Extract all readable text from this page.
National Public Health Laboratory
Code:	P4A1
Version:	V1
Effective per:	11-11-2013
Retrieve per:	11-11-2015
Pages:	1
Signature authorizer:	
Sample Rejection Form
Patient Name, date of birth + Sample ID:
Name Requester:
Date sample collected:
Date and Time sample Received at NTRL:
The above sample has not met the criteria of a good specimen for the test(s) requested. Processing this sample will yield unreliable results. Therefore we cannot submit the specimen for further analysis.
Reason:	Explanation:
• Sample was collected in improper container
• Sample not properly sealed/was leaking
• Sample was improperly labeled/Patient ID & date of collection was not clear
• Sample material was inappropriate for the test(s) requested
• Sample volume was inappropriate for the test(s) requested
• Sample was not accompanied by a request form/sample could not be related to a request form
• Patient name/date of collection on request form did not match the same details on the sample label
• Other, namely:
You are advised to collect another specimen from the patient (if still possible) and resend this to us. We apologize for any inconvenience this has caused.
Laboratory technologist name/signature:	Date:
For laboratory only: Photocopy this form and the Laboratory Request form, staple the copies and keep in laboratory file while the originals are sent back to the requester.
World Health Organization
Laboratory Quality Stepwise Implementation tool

■ **Exercise task**: Copy each record from above exactly, and include every line.

■ **Exercise response**:
Extract all readable text from this page.
National Public Health Laboratory
Code:	P4A1
Version:	V1
Effective per:	11-11-2013
Retrieve per:	11-11-2015
Pages:	1
Signature authorizer:	
Sample Rejection Form
Patient Name, date of birth + Sample ID:
Name Requester:
Date sample collected:
Date and Time sample Received at NTRL:
The above sample has not met the criteria of a good specimen for the test(s) requested. Processing this sample will yield unreliable results. Therefore we cannot submit the specimen for further analysis.
Reason:	Explanation:
• Sample was collected in improper container
• Sample not properly sealed/was leaking
• Sample was improperly labeled/Patient ID & date of collection was not clear
• Sample material was inappropriate for the test(s) requested
• Sample volume was inappropriate for the test(s) requested
• Sample was not accompanied by a request form/sample could not be related to a request form
• Patient name/date of collection on request form did not match the same details on the sample label
• Other, namely:
You are advised to collect another specimen from the patient (if still possible) and resend this to us. We apologize for any inconvenience this has caused.
Laboratory technologist name/signature:	Date:
For laboratory only: Photocopy this form and the Laboratory Request form, staple the copies and keep in laboratory file while the originals are sent back to the requester.
World Health Organization
Laboratory Quality Stepwise Implementation tool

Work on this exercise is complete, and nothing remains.